#### Instructions to follow:
Reproduce every line of the records below verbatim, leaving out the pictures.

#### Provided information:

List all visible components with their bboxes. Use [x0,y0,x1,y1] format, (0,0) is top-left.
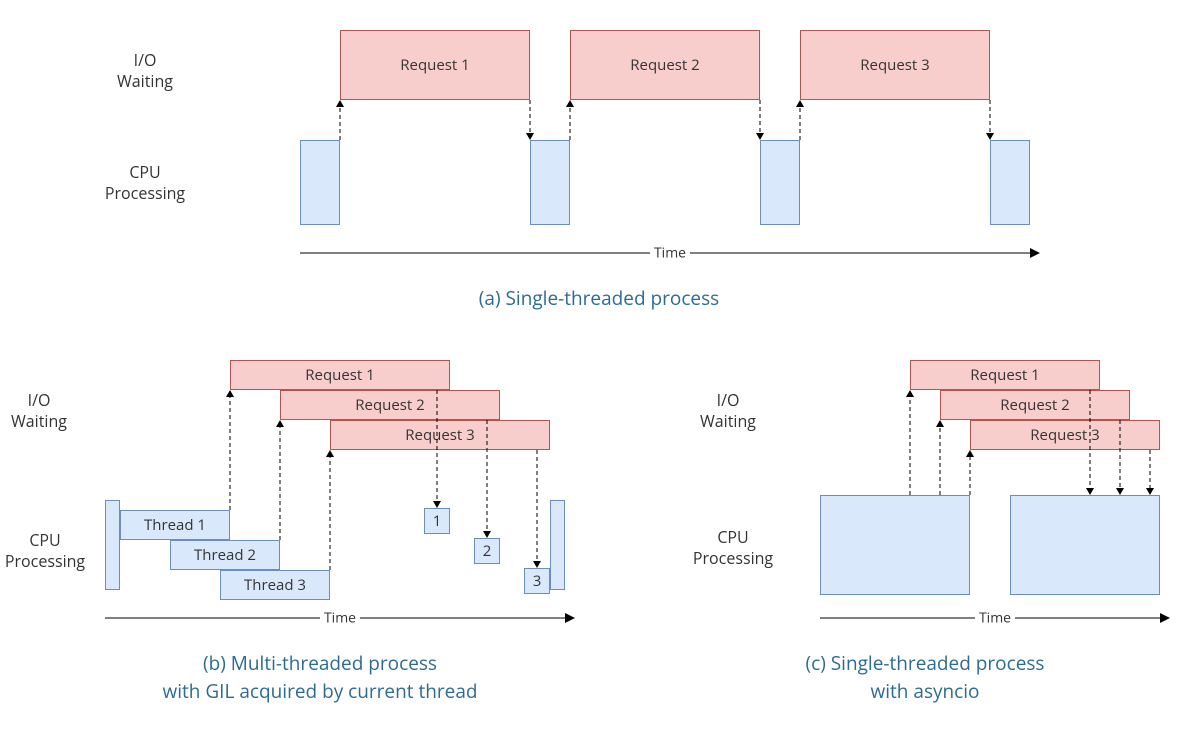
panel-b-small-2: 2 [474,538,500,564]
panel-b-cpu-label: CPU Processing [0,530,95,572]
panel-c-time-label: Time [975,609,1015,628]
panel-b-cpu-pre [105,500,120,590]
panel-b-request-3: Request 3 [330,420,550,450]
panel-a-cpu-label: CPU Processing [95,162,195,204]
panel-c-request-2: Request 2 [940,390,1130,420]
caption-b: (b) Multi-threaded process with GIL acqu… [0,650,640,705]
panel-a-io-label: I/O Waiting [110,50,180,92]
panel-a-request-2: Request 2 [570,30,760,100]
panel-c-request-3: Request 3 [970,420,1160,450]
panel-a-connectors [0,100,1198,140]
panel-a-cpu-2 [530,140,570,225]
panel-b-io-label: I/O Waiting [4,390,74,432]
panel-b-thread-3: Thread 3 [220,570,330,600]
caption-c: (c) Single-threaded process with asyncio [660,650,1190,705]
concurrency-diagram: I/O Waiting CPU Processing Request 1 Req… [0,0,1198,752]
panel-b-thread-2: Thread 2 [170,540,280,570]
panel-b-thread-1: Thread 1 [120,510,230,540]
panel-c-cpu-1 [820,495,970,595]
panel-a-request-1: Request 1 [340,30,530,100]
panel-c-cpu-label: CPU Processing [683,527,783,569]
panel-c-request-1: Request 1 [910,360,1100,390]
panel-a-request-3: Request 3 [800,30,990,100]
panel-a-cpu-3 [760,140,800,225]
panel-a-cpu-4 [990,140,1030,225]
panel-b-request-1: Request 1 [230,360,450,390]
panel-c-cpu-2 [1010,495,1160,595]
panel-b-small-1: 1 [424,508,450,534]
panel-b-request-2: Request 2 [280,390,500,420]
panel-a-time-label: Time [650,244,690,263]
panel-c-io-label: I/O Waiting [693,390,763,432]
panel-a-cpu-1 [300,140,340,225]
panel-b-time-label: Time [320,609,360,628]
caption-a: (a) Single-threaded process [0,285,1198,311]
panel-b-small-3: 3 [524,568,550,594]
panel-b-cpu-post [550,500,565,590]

#### Written solution:
List all visible components with their bboxes. Use [x0,y0,x1,y1] format, (0,0) is top-left.
panel-b-small-2: 2 [474,538,500,564]
panel-b-cpu-label: CPU Processing [0,530,95,572]
panel-c-time-label: Time [975,609,1015,628]
panel-b-cpu-pre [105,500,120,590]
panel-b-request-3: Request 3 [330,420,550,450]
panel-a-cpu-label: CPU Processing [95,162,195,204]
panel-c-request-2: Request 2 [940,390,1130,420]
caption-b: (b) Multi-threaded process with GIL acqu… [0,650,640,705]
panel-a-io-label: I/O Waiting [110,50,180,92]
panel-a-request-2: Request 2 [570,30,760,100]
panel-c-request-3: Request 3 [970,420,1160,450]
panel-a-connectors [0,100,1198,140]
panel-a-cpu-2 [530,140,570,225]
panel-b-io-label: I/O Waiting [4,390,74,432]
panel-b-thread-3: Thread 3 [220,570,330,600]
caption-c: (c) Single-threaded process with asyncio [660,650,1190,705]
concurrency-diagram: I/O Waiting CPU Processing Request 1 Req… [0,0,1198,752]
panel-b-thread-2: Thread 2 [170,540,280,570]
panel-b-thread-1: Thread 1 [120,510,230,540]
panel-c-cpu-1 [820,495,970,595]
panel-a-request-1: Request 1 [340,30,530,100]
panel-c-cpu-label: CPU Processing [683,527,783,569]
panel-c-request-1: Request 1 [910,360,1100,390]
panel-a-request-3: Request 3 [800,30,990,100]
panel-a-cpu-3 [760,140,800,225]
panel-a-cpu-4 [990,140,1030,225]
panel-b-request-1: Request 1 [230,360,450,390]
panel-c-cpu-2 [1010,495,1160,595]
panel-b-small-1: 1 [424,508,450,534]
panel-b-request-2: Request 2 [280,390,500,420]
panel-a-time-label: Time [650,244,690,263]
panel-c-io-label: I/O Waiting [693,390,763,432]
panel-a-cpu-1 [300,140,340,225]
panel-b-time-label: Time [320,609,360,628]
caption-a: (a) Single-threaded process [0,285,1198,311]
panel-b-small-3: 3 [524,568,550,594]
panel-b-cpu-post [550,500,565,590]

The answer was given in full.